*** PAGE ***
The majority of the sketches were by Cook and were largely based on material written for other revues. Among the entirely new material were "The End of the World", "TVPM" and "The Great Train Robbery". Cook and Moore revived some of the sketches on their later television and stage shows, most famously the two-hander "One Leg Too Few".
The show's runs in Edinburgh and the provinces had a lukewarm response, but when the revue transferred to the Fortune Theatre in London, in a revised production by Donald Albery and William Donaldson, it became a sensation, thanks in some part to a favourable review by Kenneth Tynan.
In 1962 the show transferred to the John Golden Theatre in New York, with its original cast. President John F. Kennedy attended a performance on 10 February 1963. The show continued in New York, with most of the original cast, until 1964, when Paxton Whitehead replaced Miller, while the London version continued with a different cast until 1966.
The revue was widely considered to be ahead of its time, both in its unapologetic willingness to debunk figures of authority, and by virtue of its inherently surrealistic comedic vein. Humiliation of authority was something only previously delved into in The Goon Show and, arguably, Hancock's Half Hour, with such parliamentarians as Sir Winston Churchill and Harold Macmillan coming under special scrutiny — although the BBC were predisposed to frown upon it. Macmillan — according to Cook — was not particularly fond of the slurred caricature and charade of senile forgetfulness (marked by a failure to pronounce 'Conservative Party' coherently) handed down on him in Cook's impersonation. Since Beyond the Fringe was not owned by the BBC, however, the quartet enjoyed relative carte blanche. The only protocol they were obliged to adhere to was that their scripts be sent to the Lord Chamberlain for approval prior to performance. This requirement was abolished in 1968.
Most specifically, its lampooning of the British war effort in a sketch titled "The Aftermyth of the War" was scorned by some war veterans for its supposed insensitivity. One British visitor to the Broadway performance was said to have stood up and shouted 'rotters!' at a sketch he found distasteful, before apparently sitting down again and enjoying the remainder of the show, while another, at the first performance in Edinburgh allegedly stood up and declared that the 'young bounders don't know the first thing about it!' and promptly left the auditorium. In response to these negative audience reactions, the Beyond the Fringe team insisted that they were not ridiculing the efforts of those involved in the war, but were challenging the subsequent media portrayal of them.
As with the established comedy revue, it was a series of satirical sketches and musical pieces using a minimal set, looking at events of the day. It effectively represented the views and disappointments of the first generation of British people to grow up after World War II, and gave voice to a sense of the loss of national purpose with the end of the British Empire. Although all of the cast contributed material, the most often quoted pieces were those by Cook, many of which had appeared before in his Cambridge Footlights revues. The show broke new ground with Peter Cook's impression of then Prime Minister Harold Macmillan; on one occasion, this was performed with Macmillan in the audience, and Cook added an ad lib ridiculing Macmillan for turning up to watch. In 2006, Jonathan Miller recounted that the breach of decorum this represented was a source of embarrassment to both audience and performers.
*** GIVEN INFORMATION ***
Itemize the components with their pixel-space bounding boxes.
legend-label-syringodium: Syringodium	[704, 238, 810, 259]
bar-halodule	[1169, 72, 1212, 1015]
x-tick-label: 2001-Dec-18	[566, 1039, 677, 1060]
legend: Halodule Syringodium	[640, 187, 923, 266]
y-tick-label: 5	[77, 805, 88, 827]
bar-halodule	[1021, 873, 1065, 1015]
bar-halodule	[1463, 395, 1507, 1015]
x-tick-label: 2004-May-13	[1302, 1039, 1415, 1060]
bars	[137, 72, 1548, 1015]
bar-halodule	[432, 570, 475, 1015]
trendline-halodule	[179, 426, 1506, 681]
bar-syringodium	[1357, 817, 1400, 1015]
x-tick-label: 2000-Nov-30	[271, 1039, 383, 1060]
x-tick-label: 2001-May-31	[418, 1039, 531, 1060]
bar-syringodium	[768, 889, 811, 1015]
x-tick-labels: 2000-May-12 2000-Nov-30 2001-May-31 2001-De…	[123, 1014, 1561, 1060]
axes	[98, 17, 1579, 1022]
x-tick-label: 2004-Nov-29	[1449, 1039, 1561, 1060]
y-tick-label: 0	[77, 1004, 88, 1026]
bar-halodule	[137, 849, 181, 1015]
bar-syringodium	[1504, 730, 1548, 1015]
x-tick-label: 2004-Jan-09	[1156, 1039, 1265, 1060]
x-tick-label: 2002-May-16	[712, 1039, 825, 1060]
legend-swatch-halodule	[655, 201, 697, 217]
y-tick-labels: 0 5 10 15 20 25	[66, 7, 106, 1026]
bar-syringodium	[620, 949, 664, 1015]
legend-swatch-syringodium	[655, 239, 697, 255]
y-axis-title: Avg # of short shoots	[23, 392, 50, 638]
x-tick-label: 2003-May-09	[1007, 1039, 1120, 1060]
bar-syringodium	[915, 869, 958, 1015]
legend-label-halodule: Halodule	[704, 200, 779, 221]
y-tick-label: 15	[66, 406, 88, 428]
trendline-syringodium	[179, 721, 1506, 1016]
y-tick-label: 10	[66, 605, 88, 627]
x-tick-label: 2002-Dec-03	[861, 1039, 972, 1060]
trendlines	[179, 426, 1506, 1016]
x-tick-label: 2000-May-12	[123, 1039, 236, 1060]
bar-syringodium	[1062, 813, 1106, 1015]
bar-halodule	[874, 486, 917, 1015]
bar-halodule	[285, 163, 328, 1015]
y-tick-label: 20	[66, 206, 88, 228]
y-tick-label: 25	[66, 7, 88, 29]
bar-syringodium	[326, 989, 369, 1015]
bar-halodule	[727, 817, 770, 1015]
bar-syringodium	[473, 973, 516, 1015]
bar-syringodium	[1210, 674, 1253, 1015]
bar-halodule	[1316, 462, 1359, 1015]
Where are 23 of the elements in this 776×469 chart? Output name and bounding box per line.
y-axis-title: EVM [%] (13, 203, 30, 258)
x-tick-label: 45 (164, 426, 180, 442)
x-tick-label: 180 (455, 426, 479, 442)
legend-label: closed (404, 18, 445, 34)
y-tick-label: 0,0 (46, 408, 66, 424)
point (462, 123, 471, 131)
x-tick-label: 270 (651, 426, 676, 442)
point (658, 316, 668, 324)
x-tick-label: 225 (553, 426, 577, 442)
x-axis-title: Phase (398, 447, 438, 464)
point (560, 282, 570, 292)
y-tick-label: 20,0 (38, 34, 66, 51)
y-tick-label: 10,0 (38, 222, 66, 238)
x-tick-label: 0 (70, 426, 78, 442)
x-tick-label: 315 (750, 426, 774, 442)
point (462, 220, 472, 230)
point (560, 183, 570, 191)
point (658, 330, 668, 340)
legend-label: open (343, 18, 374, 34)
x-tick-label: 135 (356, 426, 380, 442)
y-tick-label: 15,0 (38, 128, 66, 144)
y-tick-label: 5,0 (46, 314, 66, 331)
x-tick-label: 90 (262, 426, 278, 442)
***
- [TO DO]
According to the text about Beyond the Fringe, which New York theater did the show move to in 1962? Answer from the text about Beyond the Fringe only, not from the material.

- [TASK RESULT]
The John Golden Theatre.